> **Aim of the exercise**
Among the entries, which lines carry the string "GAPs"? Copy each of them.

> **Supplied entries**
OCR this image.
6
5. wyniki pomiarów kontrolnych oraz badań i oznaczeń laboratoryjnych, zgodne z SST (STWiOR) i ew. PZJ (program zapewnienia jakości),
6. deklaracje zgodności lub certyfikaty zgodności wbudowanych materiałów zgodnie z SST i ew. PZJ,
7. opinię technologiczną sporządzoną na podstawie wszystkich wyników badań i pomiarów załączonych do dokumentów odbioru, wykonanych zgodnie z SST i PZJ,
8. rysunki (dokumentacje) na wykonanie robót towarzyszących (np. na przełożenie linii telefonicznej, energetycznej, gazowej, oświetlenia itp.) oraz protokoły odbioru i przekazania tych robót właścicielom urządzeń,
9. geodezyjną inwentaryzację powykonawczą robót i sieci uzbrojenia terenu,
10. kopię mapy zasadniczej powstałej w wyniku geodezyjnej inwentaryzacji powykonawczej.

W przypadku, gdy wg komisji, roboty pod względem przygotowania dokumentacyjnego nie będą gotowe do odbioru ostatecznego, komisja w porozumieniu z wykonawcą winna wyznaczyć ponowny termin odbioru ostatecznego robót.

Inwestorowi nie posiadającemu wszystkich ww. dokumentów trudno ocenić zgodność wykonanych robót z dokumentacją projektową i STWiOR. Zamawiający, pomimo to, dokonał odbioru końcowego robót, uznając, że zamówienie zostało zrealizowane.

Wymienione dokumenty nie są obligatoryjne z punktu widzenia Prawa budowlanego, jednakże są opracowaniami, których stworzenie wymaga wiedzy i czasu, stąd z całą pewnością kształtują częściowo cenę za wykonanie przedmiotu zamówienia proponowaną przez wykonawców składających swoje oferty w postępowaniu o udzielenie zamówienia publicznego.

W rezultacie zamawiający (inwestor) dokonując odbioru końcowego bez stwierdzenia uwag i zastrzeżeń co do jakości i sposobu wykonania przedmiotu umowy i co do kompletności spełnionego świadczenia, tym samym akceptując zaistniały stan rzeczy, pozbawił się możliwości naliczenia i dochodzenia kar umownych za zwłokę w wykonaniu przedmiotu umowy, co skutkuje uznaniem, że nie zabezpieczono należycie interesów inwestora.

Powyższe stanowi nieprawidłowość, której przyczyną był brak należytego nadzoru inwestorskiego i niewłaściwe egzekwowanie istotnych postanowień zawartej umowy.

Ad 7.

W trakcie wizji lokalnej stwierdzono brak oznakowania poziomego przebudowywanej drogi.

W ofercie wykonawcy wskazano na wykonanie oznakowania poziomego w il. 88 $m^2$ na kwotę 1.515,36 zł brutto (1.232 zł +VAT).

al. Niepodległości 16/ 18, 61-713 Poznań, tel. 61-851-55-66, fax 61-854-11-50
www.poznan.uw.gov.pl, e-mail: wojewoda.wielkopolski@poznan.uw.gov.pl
==
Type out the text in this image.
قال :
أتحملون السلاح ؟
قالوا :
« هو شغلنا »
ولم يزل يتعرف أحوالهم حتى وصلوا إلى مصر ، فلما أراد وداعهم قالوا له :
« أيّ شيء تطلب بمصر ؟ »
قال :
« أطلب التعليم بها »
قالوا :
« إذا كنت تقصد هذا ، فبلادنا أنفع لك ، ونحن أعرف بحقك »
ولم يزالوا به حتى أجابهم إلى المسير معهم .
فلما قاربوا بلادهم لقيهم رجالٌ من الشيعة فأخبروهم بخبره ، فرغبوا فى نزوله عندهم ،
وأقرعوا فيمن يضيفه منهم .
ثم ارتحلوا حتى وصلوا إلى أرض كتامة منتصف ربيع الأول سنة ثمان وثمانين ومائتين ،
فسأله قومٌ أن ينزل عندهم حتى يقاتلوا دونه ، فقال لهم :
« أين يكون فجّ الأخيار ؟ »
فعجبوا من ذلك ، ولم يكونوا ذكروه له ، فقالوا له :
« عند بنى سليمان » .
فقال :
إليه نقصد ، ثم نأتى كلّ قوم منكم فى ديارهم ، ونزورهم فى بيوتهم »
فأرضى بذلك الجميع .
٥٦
* * *
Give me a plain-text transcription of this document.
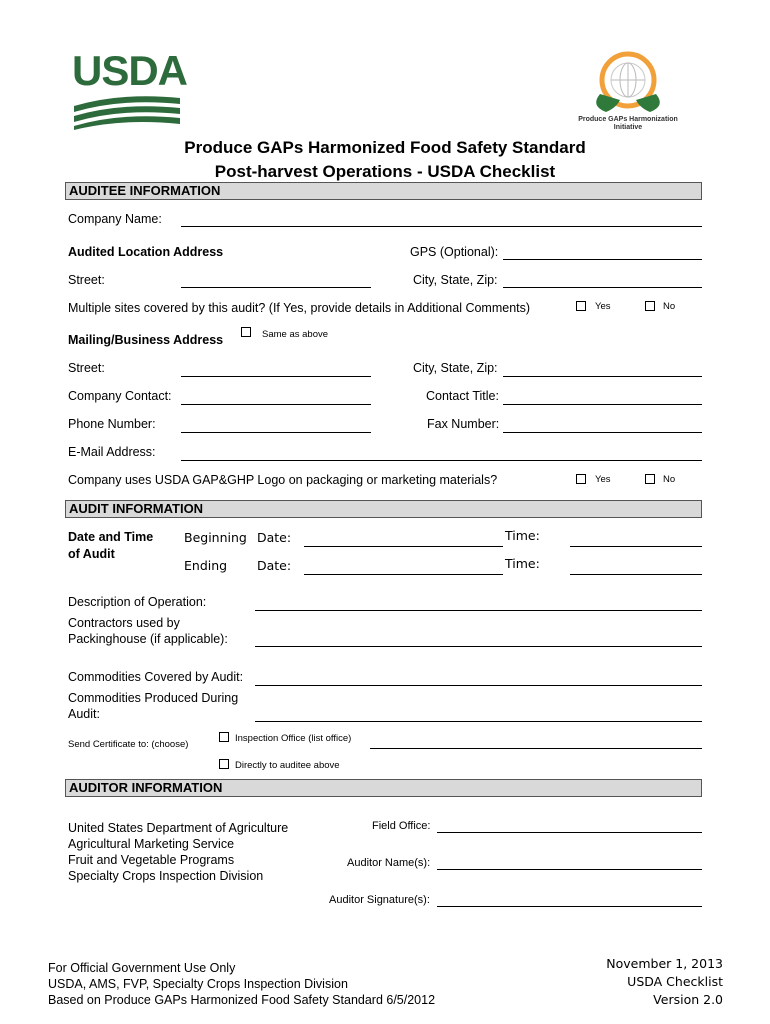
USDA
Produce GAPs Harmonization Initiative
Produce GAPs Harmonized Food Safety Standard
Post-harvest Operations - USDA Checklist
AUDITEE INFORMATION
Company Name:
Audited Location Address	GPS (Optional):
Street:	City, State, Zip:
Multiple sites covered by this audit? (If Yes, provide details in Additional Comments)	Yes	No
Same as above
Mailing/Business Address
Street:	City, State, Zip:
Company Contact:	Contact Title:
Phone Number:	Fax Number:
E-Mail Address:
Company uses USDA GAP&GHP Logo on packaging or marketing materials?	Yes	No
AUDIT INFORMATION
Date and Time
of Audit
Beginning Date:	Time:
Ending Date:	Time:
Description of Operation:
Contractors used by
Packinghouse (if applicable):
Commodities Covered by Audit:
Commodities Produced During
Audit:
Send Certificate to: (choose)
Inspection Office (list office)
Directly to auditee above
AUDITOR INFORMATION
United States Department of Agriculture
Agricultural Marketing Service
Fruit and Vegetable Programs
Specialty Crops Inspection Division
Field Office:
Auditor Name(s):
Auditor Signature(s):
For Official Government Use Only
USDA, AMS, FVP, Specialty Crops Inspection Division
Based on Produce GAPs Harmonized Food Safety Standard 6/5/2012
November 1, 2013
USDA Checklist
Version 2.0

> **Final answer**
Produce GAPs Harmonization Initiative
Produce GAPs Harmonized Food Safety Standard
Based on Produce GAPs Harmonized Food Safety Standard 6/5/2012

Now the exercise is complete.